■ GIVEN TASK ■
Take every line that has the string "discoïdale" and copy it out.

======== GIVEN DATA ========

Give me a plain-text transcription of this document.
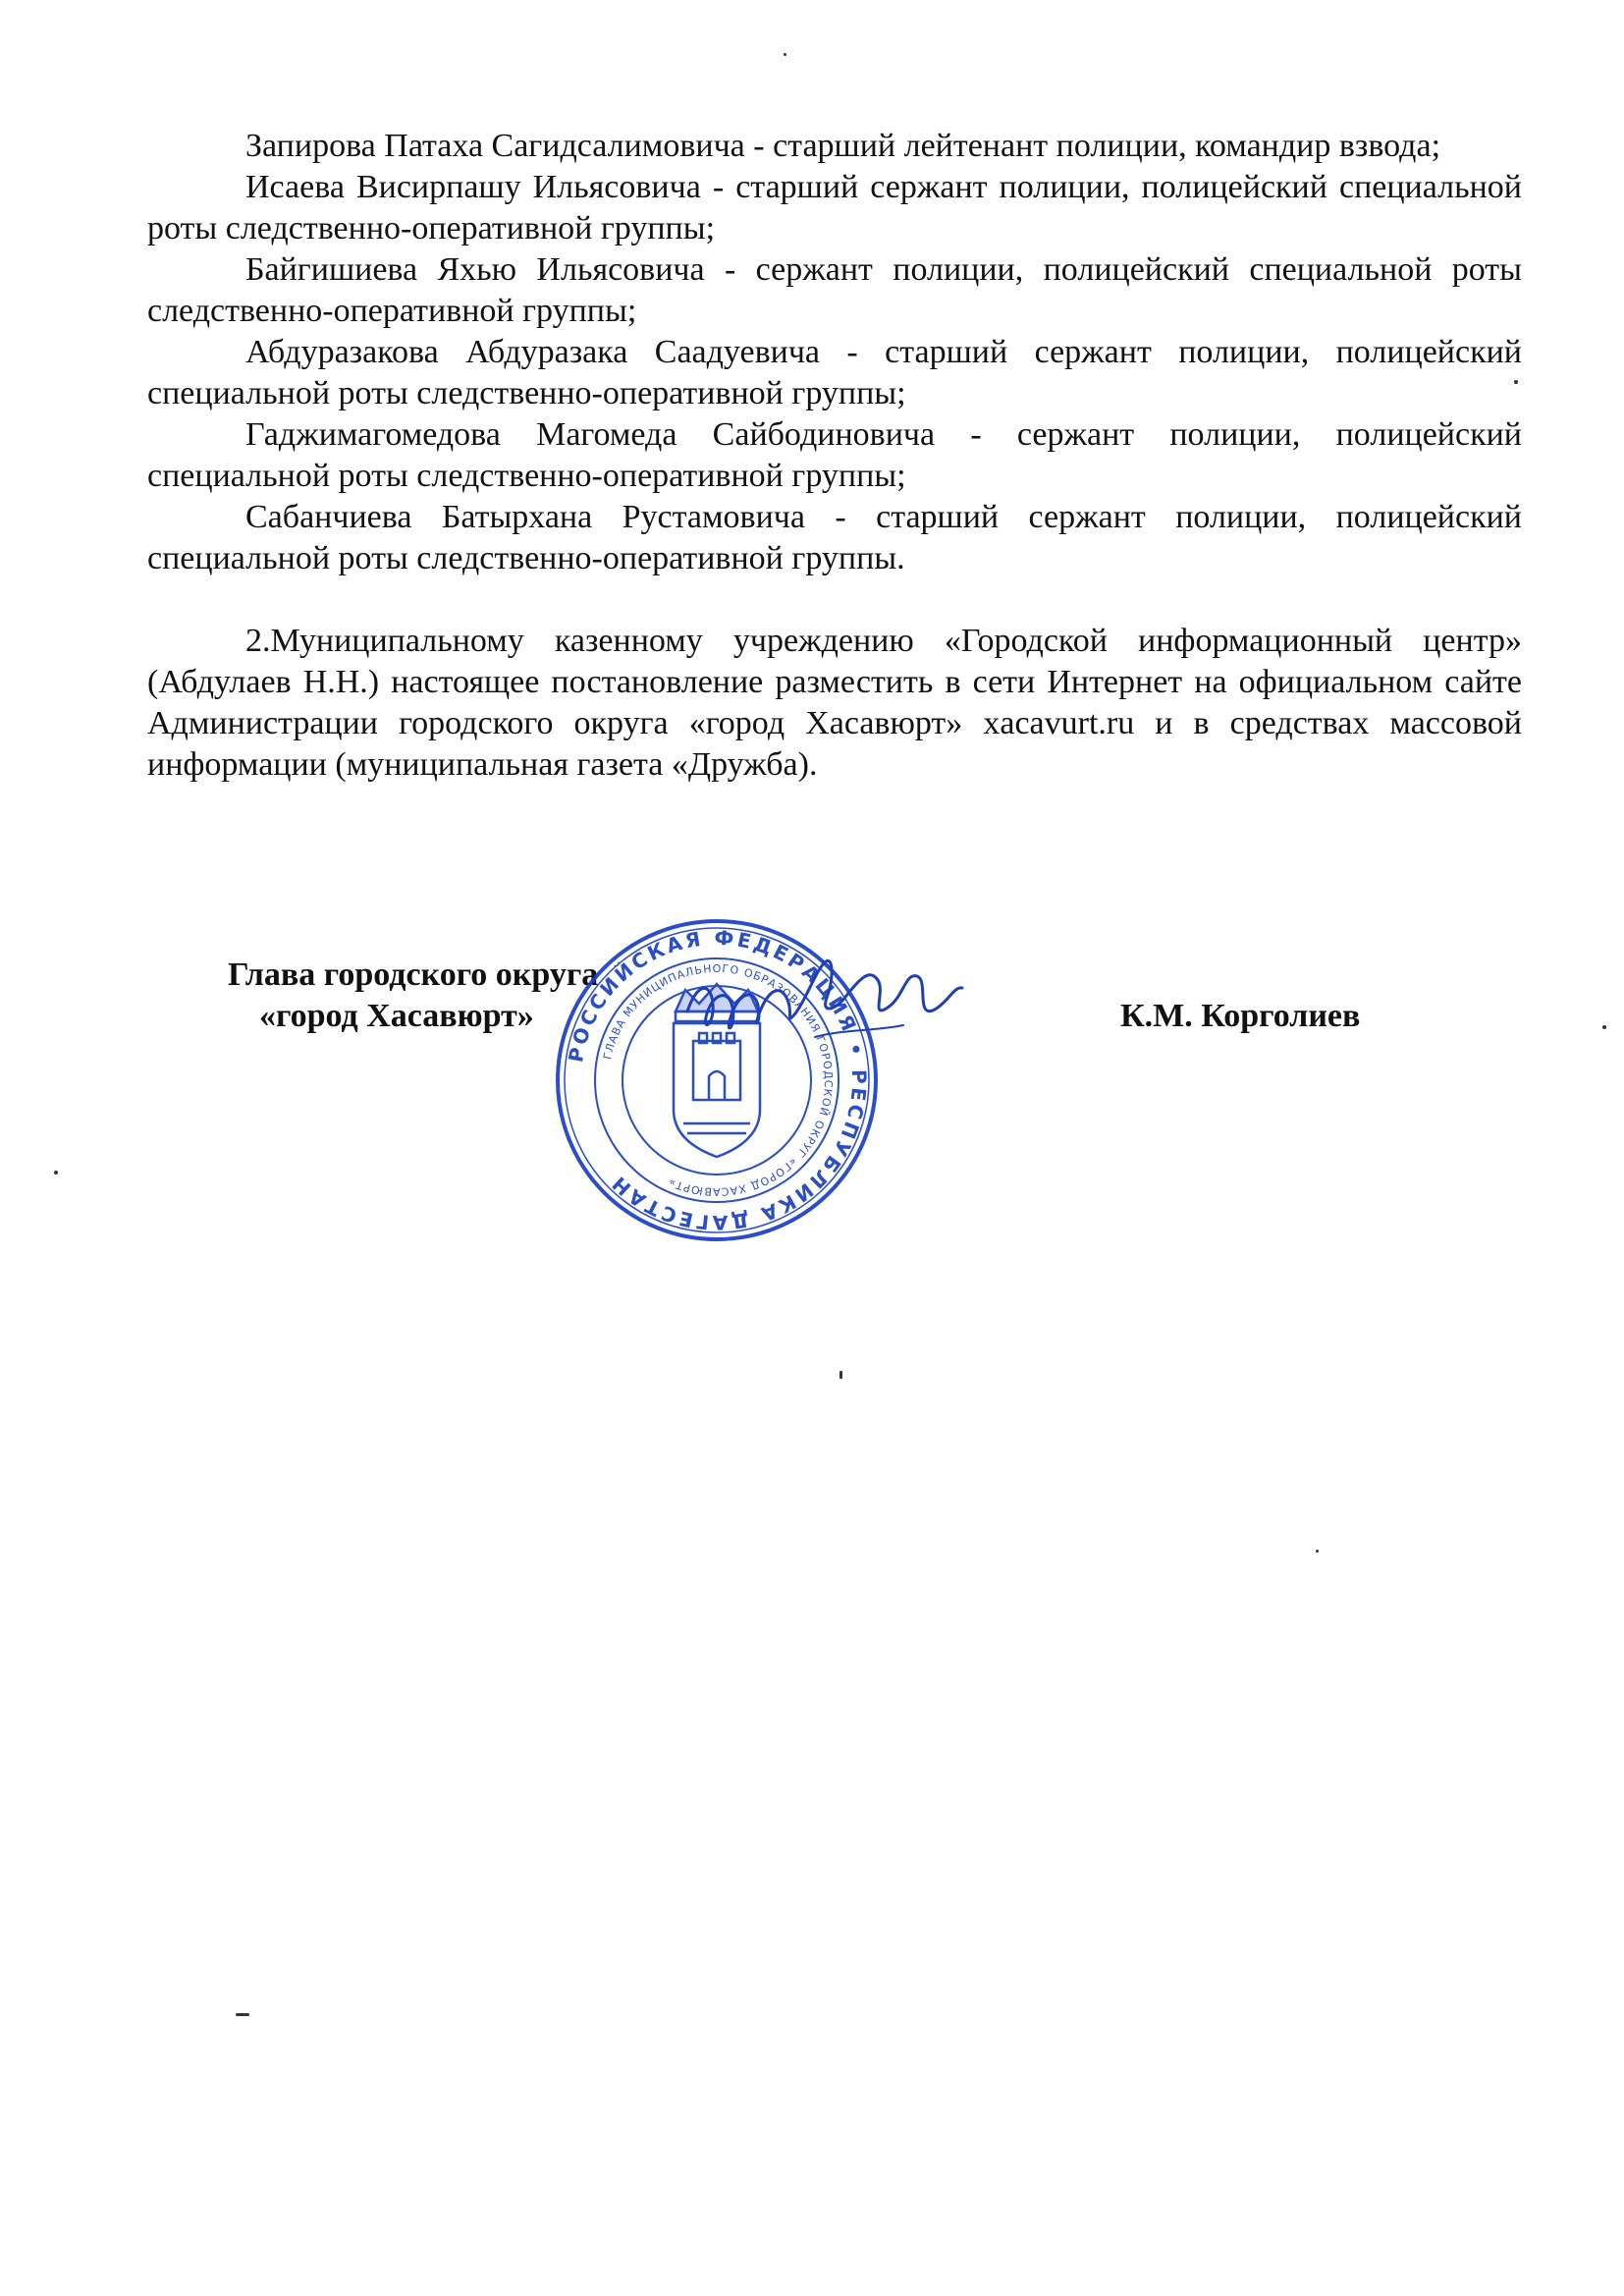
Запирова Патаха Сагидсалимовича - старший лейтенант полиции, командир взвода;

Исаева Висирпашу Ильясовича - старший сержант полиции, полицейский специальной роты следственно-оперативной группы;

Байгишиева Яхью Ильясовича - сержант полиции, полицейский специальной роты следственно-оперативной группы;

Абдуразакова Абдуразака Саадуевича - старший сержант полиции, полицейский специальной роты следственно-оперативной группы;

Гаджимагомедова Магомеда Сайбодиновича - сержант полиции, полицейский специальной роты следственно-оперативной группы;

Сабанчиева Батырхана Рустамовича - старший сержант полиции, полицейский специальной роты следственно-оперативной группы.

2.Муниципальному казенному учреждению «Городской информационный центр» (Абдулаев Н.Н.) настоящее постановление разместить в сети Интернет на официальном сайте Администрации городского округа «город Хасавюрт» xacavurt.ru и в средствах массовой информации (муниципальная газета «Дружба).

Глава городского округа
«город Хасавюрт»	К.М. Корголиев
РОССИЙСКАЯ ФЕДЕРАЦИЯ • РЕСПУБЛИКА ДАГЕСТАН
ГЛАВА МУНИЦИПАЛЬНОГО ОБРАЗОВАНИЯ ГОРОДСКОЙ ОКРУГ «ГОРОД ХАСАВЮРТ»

========
======== GIVEN DATA ========

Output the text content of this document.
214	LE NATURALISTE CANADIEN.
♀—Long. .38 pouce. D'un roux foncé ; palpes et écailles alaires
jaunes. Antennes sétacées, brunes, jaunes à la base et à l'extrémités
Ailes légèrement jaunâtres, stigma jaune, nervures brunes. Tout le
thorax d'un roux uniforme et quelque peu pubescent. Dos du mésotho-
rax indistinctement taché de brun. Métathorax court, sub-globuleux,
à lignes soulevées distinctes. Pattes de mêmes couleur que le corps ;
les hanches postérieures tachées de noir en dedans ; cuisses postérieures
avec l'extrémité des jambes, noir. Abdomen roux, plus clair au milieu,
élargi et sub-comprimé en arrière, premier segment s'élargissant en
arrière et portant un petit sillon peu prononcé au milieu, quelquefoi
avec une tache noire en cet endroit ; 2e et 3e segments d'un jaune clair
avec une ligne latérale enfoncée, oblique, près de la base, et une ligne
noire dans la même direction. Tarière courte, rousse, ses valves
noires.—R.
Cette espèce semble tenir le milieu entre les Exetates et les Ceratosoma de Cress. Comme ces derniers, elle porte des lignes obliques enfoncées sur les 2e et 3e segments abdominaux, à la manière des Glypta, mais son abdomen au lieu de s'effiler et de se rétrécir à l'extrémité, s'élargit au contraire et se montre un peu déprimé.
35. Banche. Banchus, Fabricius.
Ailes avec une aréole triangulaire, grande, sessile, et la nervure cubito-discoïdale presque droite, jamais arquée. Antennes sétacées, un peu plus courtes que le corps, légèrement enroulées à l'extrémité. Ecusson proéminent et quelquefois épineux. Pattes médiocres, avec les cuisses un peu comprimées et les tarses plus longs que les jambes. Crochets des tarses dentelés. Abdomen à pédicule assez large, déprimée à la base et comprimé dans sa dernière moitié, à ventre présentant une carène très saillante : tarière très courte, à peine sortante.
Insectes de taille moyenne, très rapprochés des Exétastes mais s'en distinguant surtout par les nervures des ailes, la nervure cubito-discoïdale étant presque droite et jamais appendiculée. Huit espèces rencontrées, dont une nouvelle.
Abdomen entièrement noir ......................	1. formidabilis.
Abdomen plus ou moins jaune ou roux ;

========

■ RESULT ■
Ailes avec une aréole triangulaire, grande, sessile, et la nervure cubito-discoïdale presque droite, jamais arquée. Antennes sétacées, un peu plus courtes que le corps, légèrement enroulées à l'extrémité. Ecusson proéminent et quelquefois épineux. Pattes médiocres, avec les cuisses un peu comprimées et les tarses plus longs que les jambes. Crochets des tarses dentelés. Abdomen à pédicule assez large, déprimée à la base et comprimé dans sa dernière moitié, à ventre présentant une carène très saillante : tarière très courte, à peine sortante.
Insectes de taille moyenne, très rapprochés des Exétastes mais s'en distinguant surtout par les nervures des ailes, la nervure cubito-discoïdale étant presque droite et jamais appendiculée. Huit espèces rencontrées, dont une nouvelle.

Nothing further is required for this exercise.